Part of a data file
┌────────

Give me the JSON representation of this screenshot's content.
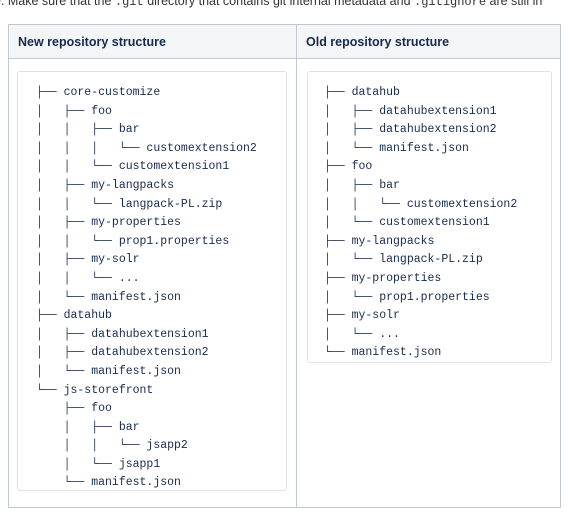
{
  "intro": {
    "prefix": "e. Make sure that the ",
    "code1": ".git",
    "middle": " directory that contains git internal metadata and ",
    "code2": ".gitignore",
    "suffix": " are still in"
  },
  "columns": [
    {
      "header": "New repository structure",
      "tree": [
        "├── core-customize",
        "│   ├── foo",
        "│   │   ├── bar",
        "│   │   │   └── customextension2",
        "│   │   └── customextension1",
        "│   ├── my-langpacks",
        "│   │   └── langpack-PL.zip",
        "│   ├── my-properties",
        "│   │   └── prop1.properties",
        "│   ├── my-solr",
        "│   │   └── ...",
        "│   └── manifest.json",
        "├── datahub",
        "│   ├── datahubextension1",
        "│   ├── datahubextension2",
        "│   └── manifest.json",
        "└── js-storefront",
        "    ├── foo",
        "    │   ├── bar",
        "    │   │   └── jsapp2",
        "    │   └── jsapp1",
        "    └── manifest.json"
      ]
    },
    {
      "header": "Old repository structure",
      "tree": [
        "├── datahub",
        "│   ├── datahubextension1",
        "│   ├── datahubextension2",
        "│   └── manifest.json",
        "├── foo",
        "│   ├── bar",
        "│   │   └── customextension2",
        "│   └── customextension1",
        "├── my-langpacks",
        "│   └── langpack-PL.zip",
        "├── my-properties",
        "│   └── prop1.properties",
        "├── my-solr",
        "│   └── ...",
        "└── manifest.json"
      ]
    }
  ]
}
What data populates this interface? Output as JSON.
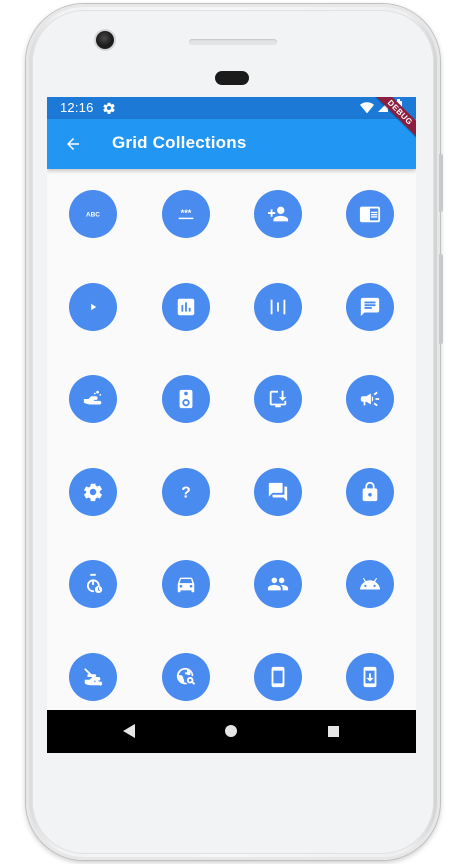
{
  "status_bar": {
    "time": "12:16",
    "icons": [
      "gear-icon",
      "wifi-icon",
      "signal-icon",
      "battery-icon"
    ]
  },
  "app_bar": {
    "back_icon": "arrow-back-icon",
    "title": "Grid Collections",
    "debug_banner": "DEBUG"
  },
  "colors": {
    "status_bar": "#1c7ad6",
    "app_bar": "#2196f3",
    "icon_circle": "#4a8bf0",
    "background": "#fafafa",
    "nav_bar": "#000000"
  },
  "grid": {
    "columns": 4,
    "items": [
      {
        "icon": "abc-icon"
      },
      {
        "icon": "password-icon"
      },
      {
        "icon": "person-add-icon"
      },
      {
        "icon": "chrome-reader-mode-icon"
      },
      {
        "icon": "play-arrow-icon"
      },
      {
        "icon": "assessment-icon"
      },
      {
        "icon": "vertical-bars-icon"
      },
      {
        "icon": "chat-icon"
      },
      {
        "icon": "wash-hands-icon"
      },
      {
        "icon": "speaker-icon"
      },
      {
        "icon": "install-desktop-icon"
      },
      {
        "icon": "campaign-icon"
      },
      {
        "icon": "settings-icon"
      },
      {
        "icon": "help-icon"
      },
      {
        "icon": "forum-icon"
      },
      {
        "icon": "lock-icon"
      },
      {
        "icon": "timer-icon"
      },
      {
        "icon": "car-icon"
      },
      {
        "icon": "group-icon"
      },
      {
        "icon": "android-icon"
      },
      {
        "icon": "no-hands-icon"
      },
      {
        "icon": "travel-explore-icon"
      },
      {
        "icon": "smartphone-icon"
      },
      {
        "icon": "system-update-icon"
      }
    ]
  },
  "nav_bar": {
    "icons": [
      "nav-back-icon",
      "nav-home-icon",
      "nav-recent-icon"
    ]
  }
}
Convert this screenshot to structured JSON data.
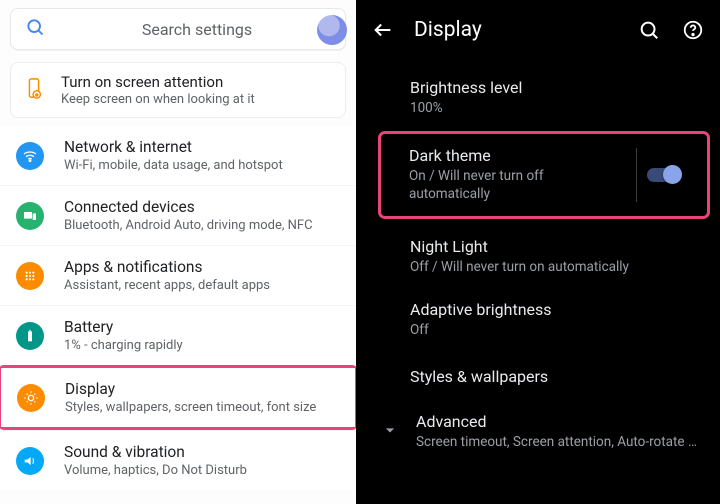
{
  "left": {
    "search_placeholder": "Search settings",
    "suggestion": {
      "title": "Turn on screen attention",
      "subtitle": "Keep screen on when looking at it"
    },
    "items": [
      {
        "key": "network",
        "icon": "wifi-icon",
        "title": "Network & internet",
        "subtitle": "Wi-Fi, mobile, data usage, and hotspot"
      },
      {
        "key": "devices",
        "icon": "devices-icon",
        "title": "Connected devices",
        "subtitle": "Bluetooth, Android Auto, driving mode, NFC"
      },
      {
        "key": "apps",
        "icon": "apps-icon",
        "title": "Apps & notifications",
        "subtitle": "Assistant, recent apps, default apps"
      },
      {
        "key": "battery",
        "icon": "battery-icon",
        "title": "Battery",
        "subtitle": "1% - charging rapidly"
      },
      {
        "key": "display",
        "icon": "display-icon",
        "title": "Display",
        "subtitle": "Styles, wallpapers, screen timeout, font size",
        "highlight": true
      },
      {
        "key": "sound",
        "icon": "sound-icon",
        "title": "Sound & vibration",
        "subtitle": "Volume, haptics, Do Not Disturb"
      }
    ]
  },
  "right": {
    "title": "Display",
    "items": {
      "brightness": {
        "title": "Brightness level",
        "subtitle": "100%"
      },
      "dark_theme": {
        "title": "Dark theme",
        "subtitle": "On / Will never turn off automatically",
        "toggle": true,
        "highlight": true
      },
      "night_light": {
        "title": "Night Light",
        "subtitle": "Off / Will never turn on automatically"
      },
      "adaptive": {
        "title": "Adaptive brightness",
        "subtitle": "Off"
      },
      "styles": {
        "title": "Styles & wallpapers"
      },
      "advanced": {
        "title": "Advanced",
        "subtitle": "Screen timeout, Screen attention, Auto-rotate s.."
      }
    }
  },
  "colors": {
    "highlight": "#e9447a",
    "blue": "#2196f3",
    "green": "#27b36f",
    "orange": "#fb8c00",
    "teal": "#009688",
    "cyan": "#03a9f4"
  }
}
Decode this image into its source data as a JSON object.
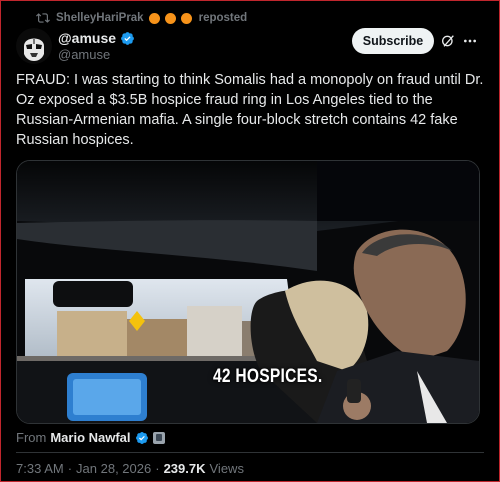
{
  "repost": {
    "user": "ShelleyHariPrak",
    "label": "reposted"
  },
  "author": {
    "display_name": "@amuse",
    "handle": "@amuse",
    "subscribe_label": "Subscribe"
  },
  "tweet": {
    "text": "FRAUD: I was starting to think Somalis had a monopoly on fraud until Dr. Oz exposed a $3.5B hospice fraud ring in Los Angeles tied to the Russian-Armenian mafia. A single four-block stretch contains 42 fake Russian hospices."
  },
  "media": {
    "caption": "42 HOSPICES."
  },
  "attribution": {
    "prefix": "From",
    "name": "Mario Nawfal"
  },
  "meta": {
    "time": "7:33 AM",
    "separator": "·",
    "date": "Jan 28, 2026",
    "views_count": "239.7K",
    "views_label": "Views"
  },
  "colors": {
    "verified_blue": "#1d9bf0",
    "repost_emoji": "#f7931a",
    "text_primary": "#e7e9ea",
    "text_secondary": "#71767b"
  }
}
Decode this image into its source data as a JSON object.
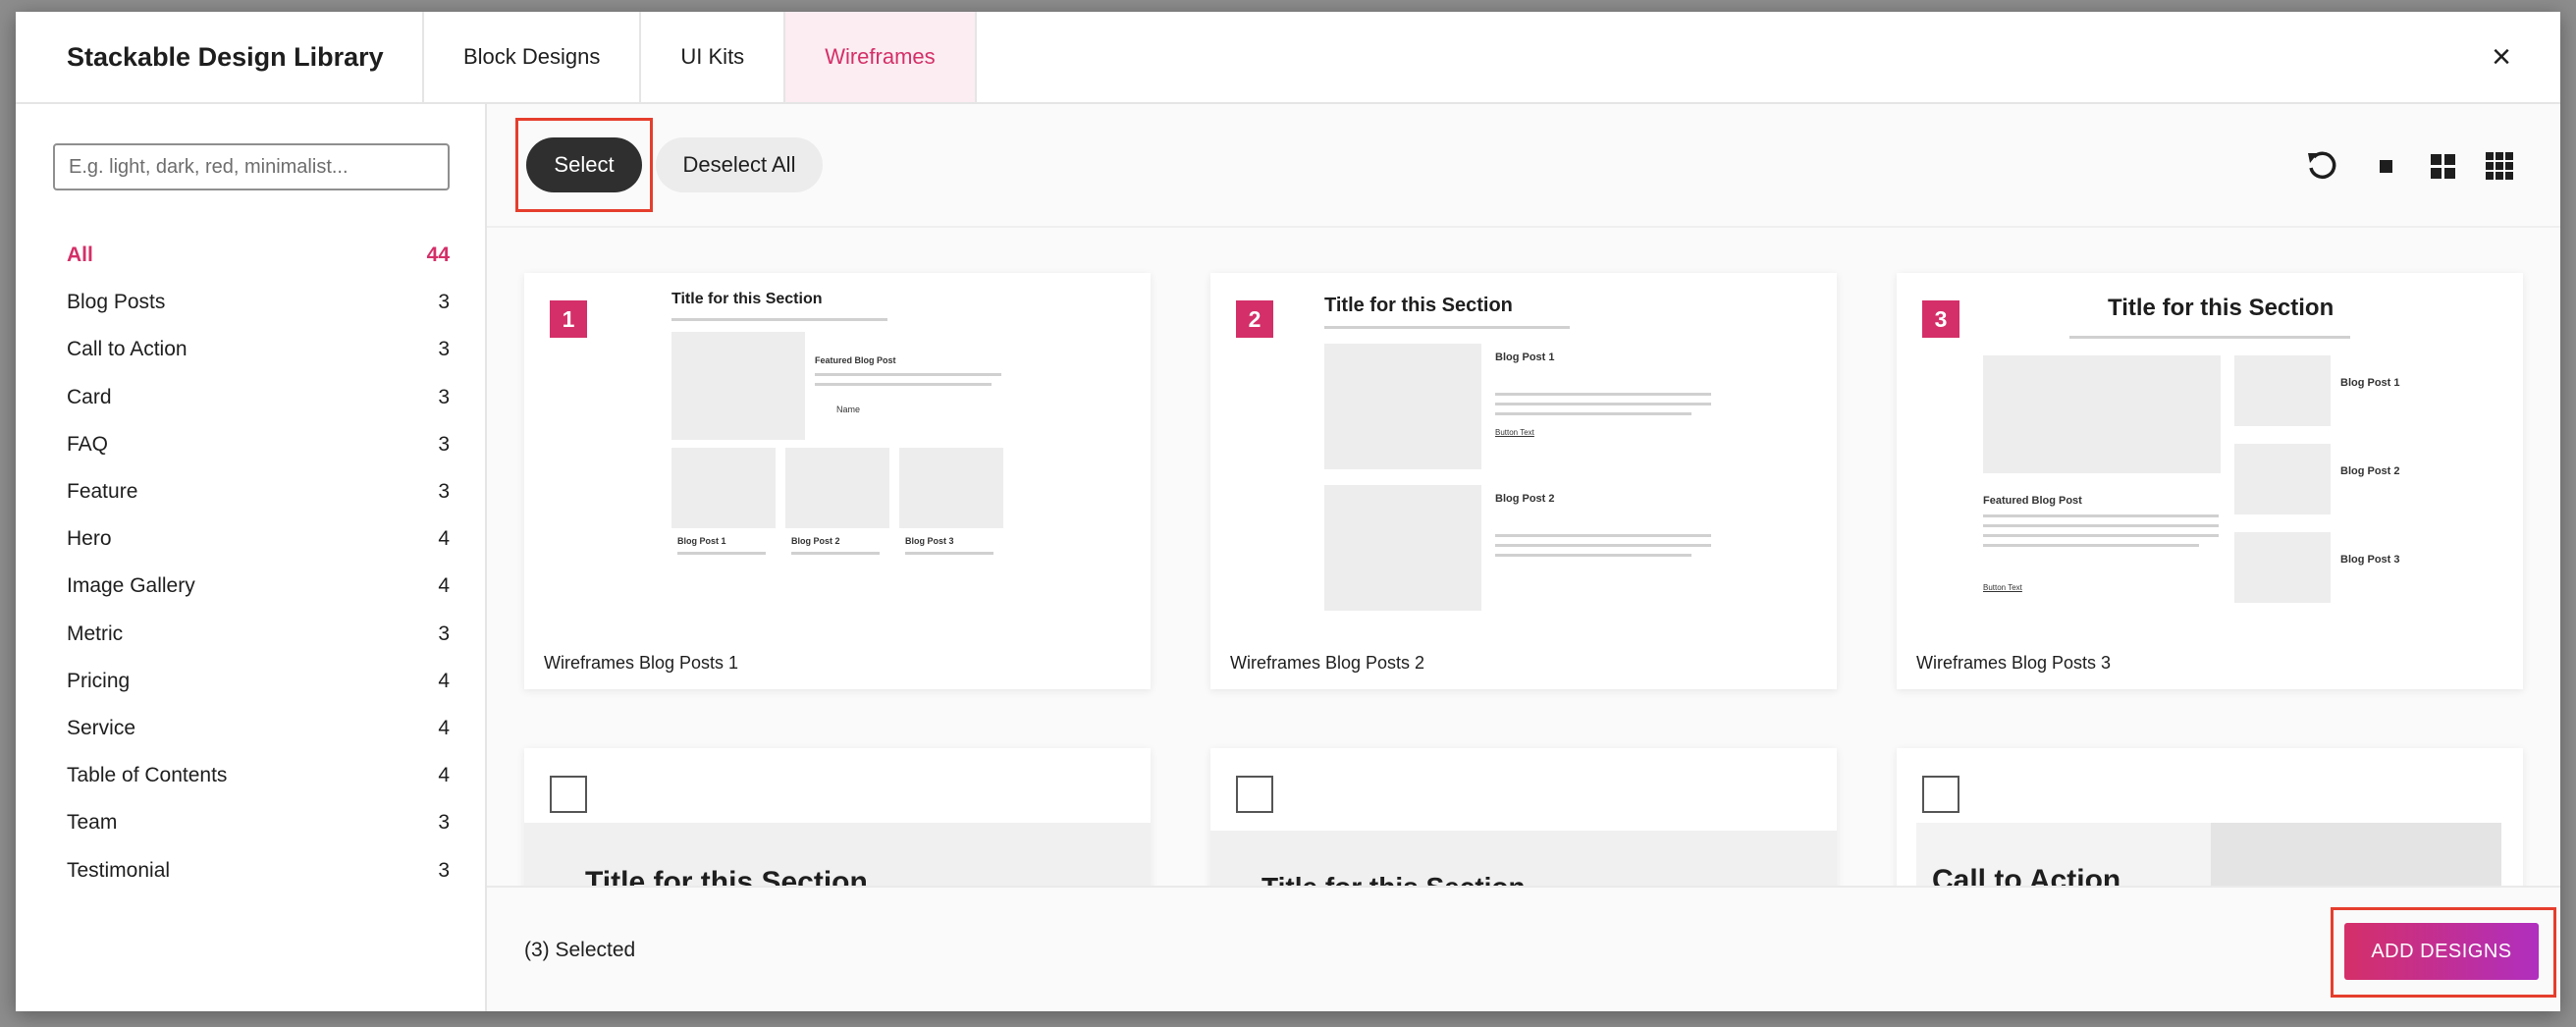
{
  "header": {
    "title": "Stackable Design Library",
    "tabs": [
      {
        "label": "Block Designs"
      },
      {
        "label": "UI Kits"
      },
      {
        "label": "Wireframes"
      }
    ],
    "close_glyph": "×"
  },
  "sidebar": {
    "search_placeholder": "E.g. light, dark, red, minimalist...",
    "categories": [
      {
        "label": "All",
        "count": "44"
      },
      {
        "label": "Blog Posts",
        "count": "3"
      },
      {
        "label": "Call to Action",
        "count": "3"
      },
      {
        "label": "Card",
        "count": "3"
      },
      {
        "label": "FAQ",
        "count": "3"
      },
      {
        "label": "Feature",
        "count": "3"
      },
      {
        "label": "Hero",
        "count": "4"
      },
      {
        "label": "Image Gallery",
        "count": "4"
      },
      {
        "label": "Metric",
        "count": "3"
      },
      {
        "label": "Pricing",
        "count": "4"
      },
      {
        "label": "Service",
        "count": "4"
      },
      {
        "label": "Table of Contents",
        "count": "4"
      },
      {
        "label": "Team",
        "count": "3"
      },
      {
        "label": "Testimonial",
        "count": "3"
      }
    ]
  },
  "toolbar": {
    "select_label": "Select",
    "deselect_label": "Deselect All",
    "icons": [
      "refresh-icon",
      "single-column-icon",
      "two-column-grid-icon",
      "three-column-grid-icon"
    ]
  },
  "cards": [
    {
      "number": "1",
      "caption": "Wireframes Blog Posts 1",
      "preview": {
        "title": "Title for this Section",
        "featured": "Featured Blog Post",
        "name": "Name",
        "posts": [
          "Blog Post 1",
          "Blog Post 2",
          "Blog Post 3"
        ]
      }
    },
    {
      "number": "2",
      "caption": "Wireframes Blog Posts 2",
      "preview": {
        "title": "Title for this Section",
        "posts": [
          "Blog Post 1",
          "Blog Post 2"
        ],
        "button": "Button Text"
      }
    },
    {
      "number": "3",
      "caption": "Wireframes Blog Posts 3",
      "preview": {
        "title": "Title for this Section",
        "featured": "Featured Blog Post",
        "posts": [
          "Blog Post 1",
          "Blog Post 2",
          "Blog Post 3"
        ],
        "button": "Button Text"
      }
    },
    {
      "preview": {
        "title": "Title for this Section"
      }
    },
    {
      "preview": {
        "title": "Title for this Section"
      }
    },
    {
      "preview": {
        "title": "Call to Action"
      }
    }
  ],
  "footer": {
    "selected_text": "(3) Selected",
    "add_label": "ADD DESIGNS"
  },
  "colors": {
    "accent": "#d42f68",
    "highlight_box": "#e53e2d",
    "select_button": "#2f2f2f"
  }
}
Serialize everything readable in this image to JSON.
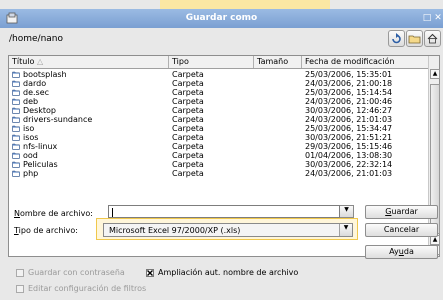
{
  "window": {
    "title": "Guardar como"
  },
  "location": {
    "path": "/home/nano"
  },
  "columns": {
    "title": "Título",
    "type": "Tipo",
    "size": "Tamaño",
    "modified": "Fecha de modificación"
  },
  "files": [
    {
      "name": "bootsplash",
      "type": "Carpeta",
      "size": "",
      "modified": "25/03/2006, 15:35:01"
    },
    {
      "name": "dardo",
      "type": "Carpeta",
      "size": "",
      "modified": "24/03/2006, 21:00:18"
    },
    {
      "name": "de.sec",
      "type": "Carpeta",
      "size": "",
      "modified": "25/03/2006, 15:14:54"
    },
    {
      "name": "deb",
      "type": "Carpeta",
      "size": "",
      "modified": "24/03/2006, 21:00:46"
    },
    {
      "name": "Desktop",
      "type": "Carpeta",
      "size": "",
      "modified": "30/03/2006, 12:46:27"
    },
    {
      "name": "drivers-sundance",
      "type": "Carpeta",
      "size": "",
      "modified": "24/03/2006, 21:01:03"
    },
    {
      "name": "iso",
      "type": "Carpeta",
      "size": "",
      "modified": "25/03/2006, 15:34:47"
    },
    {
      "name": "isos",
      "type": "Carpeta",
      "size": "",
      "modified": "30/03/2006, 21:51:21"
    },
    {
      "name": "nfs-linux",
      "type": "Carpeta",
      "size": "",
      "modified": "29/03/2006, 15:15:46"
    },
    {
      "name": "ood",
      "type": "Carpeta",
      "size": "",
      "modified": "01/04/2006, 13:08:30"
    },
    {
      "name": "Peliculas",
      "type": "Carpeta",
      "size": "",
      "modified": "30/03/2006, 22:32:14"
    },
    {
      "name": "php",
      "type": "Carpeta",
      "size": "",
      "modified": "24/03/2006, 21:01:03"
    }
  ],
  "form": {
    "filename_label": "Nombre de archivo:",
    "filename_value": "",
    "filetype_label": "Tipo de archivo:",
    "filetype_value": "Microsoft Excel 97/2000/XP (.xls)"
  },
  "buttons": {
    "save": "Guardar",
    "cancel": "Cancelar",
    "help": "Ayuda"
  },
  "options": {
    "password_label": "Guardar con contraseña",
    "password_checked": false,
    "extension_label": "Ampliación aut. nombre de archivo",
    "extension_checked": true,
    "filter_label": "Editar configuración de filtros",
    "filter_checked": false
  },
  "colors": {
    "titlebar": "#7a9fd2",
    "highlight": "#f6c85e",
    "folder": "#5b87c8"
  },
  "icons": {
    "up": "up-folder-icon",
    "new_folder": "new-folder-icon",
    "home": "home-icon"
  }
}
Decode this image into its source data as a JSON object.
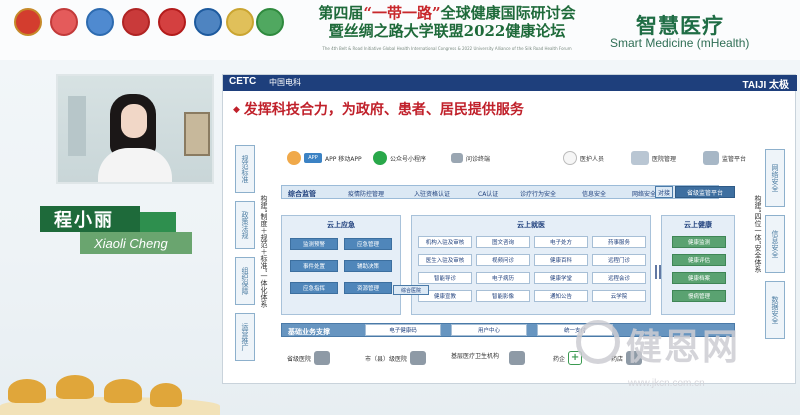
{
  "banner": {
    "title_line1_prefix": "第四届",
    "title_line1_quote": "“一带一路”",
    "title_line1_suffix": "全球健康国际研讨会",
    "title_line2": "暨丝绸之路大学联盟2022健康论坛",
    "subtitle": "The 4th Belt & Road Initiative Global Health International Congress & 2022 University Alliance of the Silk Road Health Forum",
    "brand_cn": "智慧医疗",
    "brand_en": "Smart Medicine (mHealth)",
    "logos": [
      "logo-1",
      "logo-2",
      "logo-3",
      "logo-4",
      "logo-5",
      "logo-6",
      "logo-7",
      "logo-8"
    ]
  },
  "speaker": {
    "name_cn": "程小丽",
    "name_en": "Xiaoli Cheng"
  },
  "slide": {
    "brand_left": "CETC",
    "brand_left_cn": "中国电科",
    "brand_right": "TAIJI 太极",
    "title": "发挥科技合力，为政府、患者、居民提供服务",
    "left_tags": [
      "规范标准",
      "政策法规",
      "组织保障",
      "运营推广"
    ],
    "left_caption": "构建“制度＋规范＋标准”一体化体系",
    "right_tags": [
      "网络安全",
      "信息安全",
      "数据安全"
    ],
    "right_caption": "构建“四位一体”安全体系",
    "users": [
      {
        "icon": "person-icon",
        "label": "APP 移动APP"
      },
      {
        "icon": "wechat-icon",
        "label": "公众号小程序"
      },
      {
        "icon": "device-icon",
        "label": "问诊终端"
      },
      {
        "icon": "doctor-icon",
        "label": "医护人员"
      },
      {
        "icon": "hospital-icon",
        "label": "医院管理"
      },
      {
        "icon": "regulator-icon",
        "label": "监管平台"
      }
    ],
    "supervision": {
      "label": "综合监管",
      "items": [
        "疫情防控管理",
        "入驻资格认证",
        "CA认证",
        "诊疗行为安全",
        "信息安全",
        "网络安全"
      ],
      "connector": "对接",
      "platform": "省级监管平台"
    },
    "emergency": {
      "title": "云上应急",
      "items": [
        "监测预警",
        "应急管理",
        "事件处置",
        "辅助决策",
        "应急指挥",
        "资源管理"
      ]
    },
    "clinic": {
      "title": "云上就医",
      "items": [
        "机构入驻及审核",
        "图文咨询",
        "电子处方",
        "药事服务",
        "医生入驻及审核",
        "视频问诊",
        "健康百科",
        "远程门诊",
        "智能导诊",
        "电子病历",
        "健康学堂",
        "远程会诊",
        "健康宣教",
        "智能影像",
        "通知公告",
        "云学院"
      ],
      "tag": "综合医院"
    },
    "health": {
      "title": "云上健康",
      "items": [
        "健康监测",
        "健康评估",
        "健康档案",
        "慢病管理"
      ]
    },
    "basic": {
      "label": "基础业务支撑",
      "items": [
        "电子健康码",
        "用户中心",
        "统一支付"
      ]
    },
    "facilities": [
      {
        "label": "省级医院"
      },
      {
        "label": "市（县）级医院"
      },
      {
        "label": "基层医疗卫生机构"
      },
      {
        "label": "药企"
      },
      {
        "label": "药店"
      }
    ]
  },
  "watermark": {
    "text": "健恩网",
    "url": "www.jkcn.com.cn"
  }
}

└────────

[Problem] Pull every line containing "home" from the data.

[Worked solution]
      "nav-home-icon",
    "path": "/home/nano"
    "home": "home-icon"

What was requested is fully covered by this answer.